● **EXERCISE INPUT**:
%%

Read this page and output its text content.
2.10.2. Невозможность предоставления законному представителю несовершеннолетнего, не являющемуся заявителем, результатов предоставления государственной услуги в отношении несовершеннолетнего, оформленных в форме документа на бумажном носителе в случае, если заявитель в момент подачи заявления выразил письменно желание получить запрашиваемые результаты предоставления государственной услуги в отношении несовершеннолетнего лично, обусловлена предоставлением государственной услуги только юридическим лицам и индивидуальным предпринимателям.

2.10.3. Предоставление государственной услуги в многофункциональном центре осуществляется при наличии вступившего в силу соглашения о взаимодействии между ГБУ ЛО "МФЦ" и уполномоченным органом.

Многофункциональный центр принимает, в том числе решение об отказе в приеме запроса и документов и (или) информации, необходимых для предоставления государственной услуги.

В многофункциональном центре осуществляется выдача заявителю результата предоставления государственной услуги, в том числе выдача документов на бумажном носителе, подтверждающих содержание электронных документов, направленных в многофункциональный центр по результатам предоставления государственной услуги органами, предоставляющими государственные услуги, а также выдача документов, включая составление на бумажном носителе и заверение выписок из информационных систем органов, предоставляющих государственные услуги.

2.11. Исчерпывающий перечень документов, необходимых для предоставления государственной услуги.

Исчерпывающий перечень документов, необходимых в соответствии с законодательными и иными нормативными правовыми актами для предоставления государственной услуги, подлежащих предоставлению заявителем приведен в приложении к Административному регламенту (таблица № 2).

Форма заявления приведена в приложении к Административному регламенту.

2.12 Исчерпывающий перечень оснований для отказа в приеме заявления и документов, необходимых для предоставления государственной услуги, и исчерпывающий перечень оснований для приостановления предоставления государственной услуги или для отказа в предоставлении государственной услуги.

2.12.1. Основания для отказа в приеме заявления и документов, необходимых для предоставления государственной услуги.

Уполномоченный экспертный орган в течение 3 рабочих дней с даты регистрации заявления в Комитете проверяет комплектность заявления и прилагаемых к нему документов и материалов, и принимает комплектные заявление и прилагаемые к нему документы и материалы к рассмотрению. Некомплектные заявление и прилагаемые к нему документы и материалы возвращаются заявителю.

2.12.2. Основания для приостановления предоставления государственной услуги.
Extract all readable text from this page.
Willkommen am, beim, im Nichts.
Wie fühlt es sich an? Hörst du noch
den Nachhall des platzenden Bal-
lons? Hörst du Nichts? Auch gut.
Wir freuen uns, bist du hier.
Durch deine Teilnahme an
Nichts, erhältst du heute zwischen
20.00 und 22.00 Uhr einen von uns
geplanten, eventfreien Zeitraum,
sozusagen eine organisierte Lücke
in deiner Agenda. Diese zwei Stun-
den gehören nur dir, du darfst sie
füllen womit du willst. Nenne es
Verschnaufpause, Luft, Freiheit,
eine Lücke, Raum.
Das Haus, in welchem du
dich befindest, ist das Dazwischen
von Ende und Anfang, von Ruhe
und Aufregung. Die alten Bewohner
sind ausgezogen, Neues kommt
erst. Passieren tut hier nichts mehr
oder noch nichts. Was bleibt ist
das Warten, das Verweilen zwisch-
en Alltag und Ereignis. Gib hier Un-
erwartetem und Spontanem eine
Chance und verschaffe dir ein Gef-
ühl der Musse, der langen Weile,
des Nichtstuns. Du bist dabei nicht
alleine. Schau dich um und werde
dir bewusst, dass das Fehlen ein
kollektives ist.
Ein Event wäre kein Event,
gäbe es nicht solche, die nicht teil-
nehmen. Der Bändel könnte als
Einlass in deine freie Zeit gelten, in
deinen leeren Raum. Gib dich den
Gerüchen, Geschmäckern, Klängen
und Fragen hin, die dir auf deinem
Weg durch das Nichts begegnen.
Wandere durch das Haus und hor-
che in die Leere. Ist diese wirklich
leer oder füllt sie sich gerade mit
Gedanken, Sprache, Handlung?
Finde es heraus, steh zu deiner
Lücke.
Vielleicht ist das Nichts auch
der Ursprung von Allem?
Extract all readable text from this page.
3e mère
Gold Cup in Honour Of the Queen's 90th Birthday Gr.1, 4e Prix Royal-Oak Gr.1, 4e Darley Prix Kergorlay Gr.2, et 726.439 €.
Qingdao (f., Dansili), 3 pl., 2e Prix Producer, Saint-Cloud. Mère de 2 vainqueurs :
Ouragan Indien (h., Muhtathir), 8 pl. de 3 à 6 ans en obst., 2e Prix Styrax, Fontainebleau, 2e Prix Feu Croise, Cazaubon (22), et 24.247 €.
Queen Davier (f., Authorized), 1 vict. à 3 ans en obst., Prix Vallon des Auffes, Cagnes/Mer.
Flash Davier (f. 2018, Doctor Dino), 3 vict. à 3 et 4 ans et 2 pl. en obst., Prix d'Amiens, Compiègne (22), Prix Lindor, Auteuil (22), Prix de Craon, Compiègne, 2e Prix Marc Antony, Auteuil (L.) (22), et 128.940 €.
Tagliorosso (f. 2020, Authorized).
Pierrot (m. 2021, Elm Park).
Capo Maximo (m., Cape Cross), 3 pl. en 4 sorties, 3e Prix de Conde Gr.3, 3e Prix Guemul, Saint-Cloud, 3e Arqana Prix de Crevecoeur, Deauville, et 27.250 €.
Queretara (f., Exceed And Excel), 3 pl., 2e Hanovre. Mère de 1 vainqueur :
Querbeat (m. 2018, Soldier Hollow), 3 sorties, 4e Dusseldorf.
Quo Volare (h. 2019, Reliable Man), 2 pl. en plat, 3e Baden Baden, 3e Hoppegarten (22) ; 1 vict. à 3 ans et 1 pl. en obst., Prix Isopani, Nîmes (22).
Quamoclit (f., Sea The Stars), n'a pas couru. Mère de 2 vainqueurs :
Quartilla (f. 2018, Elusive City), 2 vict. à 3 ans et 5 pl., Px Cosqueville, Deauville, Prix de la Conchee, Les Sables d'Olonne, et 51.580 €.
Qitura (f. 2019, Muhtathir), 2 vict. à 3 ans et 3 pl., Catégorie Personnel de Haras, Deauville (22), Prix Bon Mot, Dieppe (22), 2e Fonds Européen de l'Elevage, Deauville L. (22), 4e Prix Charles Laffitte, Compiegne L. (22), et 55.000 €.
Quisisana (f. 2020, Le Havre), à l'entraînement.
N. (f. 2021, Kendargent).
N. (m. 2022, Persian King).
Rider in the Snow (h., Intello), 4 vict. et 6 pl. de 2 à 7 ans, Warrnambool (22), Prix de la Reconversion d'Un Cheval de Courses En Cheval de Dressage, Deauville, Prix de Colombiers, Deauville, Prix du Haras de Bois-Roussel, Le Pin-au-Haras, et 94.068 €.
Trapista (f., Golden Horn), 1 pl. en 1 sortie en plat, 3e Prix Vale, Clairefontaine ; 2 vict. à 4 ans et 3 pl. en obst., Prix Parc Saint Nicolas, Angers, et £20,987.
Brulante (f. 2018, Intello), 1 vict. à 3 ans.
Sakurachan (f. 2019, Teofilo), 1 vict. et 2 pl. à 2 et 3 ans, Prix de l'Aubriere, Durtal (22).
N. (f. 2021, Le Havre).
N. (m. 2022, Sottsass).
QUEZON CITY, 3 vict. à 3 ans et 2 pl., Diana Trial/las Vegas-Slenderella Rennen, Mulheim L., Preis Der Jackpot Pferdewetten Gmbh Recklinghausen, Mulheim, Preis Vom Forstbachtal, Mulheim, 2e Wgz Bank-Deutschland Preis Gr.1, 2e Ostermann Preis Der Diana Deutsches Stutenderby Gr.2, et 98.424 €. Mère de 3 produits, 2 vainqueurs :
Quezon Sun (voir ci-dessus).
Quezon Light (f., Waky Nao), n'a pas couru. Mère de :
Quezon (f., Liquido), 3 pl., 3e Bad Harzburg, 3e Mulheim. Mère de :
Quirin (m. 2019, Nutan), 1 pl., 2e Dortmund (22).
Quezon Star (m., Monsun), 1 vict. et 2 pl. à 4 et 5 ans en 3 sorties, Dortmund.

%%

● **WRITTEN INSTRUCTION**: Copy each line of the listing that contains the string "couru".

● **EXPECTED OUTPUT**:
Quamoclit (f., Sea The Stars), n'a pas couru. Mère de 2 vainqueurs :
Quezon Light (f., Waky Nao), n'a pas couru. Mère de :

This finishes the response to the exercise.